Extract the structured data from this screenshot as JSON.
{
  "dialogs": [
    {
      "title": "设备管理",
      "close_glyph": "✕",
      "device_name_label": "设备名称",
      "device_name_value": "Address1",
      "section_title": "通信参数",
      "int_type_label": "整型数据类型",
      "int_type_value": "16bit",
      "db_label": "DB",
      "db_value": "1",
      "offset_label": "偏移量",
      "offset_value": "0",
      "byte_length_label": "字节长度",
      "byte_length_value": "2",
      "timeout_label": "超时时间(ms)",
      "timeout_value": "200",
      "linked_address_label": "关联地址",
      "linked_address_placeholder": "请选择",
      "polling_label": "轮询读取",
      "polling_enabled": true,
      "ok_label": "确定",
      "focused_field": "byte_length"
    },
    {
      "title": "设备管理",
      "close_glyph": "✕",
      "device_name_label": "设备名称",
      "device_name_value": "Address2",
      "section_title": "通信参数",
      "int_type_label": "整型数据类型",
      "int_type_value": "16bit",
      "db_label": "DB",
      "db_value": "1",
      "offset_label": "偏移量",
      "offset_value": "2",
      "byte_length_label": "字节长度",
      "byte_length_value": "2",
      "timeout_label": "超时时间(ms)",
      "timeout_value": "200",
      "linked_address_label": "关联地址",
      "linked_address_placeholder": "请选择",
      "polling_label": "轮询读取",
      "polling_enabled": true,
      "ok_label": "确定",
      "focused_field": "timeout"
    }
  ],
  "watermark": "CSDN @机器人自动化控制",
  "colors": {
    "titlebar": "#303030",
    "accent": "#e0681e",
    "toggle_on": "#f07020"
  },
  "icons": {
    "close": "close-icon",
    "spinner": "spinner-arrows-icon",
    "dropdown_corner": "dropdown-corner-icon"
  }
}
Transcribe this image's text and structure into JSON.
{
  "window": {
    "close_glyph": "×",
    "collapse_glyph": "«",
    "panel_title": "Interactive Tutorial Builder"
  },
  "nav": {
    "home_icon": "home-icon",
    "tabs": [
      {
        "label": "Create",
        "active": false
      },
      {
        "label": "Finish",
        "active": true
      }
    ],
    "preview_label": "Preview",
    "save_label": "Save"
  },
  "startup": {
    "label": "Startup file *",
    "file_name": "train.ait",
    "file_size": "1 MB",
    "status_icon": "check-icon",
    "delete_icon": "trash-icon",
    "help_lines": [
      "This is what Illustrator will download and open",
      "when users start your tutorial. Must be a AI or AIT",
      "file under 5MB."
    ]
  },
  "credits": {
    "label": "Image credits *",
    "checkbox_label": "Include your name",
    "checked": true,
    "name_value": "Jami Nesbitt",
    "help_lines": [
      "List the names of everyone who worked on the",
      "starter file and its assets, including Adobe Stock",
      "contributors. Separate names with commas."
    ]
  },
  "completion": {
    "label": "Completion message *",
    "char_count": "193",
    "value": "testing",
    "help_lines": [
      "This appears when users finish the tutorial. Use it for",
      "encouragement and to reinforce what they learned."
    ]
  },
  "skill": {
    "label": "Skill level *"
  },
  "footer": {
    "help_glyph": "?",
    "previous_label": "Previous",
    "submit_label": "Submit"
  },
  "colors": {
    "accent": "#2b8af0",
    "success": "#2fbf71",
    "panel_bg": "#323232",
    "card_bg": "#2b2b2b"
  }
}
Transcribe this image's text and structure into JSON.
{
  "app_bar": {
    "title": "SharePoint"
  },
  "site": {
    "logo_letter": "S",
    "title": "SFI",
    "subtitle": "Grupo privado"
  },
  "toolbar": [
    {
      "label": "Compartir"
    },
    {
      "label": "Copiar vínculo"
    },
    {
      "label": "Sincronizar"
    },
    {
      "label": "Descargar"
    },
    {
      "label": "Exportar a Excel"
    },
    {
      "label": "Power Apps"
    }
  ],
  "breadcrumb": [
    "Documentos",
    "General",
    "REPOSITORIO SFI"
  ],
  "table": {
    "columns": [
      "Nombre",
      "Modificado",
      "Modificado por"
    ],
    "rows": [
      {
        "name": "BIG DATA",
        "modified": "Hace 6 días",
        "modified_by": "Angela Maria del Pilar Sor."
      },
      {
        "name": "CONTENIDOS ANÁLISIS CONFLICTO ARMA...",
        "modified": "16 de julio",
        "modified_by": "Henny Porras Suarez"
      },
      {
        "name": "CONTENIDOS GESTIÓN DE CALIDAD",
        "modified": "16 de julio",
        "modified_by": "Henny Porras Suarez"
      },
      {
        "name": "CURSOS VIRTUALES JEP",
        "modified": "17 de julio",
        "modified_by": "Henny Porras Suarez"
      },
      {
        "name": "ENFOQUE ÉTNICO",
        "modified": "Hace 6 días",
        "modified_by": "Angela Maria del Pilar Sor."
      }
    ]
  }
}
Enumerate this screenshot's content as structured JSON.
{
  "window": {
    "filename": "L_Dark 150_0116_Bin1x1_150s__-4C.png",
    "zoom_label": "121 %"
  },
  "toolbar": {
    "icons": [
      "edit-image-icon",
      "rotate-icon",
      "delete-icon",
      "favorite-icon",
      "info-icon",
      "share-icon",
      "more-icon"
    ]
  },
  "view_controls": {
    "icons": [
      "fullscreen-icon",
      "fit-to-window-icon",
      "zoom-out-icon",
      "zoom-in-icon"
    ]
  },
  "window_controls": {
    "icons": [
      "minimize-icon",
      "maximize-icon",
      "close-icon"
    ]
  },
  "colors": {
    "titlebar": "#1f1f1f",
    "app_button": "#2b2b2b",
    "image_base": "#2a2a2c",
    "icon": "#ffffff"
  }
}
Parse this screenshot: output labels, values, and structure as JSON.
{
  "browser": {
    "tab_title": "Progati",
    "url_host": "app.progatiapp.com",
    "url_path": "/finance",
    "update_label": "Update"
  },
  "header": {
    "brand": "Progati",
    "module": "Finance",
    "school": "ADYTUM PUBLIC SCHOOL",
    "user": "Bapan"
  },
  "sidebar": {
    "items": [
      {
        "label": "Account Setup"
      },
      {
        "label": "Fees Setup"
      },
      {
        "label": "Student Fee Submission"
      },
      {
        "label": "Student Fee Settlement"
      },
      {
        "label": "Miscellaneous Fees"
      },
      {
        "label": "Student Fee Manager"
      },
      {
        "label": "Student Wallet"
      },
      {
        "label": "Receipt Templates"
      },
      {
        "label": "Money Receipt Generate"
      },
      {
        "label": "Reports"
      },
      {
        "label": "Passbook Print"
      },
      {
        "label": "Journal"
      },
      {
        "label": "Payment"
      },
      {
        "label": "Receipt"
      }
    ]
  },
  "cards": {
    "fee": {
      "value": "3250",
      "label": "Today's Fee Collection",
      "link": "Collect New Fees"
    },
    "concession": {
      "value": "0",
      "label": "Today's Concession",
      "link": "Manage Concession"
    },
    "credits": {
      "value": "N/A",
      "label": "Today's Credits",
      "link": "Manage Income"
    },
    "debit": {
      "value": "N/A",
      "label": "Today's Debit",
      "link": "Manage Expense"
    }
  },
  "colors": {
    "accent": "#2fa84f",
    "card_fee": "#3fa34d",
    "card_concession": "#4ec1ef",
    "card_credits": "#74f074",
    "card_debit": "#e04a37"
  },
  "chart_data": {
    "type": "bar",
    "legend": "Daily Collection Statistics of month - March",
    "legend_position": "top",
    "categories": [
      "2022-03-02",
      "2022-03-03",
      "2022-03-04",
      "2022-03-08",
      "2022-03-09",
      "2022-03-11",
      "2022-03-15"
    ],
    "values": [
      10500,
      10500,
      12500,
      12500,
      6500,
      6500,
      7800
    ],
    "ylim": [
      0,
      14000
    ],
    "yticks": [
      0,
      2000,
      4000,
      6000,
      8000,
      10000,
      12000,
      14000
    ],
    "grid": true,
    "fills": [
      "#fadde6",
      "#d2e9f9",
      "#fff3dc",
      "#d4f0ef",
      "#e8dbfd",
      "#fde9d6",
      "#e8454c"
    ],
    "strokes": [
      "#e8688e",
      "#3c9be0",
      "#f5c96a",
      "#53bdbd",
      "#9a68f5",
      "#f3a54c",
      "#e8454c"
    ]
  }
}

· · · ·

■ EXERCISE DIRECTIONS ■
How many of the lines in the listing above hold the word "Receipt"? Report only that figure.

■ RESULT OF THE TASK ■
3